__Task statement__
Look through the lines below and extract each one that contains "architectuur".

....................

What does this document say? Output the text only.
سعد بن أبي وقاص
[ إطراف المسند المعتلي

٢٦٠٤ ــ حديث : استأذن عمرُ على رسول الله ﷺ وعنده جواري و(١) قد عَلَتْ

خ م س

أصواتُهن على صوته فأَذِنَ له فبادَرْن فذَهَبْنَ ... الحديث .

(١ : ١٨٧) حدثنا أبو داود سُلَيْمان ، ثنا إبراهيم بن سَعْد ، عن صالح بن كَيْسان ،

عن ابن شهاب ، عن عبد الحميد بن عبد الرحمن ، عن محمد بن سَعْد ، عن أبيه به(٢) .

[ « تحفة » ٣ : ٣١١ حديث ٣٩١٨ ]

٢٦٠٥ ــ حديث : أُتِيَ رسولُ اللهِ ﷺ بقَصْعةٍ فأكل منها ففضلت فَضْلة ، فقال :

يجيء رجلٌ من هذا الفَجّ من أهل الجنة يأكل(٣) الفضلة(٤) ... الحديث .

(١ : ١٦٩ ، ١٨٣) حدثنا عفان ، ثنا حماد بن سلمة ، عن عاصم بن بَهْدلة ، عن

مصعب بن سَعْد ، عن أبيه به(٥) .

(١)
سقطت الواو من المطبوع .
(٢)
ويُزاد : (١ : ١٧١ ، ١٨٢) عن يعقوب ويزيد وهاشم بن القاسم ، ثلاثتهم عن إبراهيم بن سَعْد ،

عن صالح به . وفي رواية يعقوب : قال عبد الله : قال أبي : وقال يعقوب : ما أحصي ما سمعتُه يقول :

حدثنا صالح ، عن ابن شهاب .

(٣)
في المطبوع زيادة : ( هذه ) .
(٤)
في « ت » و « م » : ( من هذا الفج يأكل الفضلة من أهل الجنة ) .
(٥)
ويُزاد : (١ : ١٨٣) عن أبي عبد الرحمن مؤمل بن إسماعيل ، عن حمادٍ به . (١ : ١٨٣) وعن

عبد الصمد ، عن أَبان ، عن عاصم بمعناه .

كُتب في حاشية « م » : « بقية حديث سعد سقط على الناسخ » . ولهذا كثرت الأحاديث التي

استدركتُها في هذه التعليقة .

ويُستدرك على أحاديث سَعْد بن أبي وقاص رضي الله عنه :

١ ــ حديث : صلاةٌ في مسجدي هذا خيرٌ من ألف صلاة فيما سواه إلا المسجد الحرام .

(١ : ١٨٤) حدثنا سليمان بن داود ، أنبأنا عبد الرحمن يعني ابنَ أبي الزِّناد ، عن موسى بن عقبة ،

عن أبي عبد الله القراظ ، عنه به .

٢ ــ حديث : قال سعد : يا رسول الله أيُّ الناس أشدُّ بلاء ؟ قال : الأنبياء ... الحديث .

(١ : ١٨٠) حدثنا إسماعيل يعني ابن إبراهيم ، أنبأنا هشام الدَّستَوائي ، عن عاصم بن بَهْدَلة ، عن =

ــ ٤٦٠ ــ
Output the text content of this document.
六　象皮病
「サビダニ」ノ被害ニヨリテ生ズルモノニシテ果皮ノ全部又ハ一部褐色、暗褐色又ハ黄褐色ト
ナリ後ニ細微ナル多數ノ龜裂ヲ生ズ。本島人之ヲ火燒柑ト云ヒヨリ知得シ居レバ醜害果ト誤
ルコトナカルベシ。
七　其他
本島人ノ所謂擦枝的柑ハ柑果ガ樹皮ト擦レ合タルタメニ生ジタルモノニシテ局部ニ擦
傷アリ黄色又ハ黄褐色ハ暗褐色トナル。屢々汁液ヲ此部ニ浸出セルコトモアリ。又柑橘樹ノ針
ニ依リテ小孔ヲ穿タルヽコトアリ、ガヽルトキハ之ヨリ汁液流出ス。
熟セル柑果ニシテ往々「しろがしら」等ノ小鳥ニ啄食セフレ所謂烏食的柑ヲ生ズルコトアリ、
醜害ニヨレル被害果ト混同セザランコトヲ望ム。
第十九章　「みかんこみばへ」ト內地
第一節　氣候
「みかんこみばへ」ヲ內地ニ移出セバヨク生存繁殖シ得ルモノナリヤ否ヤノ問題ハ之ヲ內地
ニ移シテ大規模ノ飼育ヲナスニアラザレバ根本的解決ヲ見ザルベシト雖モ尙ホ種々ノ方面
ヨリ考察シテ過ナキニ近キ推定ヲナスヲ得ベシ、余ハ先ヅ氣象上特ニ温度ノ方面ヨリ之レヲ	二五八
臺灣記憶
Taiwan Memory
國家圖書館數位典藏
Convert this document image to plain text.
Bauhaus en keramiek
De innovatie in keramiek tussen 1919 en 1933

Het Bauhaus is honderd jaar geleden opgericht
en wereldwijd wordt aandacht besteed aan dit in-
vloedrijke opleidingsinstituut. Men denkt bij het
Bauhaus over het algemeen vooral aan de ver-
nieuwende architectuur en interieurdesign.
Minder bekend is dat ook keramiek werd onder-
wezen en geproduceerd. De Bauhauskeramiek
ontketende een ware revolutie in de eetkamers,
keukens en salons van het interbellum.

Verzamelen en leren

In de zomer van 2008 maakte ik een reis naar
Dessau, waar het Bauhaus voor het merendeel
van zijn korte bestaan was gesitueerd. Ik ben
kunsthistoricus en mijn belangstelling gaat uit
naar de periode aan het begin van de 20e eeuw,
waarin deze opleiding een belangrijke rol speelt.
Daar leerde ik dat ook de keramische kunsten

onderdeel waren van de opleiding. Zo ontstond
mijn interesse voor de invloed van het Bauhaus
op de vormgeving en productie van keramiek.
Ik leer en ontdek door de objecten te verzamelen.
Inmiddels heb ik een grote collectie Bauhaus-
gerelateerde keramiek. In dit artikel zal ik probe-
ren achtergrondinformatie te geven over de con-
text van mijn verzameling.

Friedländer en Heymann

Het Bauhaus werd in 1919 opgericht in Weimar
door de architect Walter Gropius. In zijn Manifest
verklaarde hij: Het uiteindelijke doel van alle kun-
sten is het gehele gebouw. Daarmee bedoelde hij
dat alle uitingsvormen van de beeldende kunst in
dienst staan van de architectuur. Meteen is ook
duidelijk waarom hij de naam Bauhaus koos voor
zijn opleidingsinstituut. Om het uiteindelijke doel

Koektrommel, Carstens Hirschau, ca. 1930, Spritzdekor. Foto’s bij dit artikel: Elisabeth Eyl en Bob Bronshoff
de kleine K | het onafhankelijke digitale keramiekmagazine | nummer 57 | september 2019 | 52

....................

__The response__
nieuwende architectuur en interieurdesign.
dienst staan van de architectuur. Meteen is ook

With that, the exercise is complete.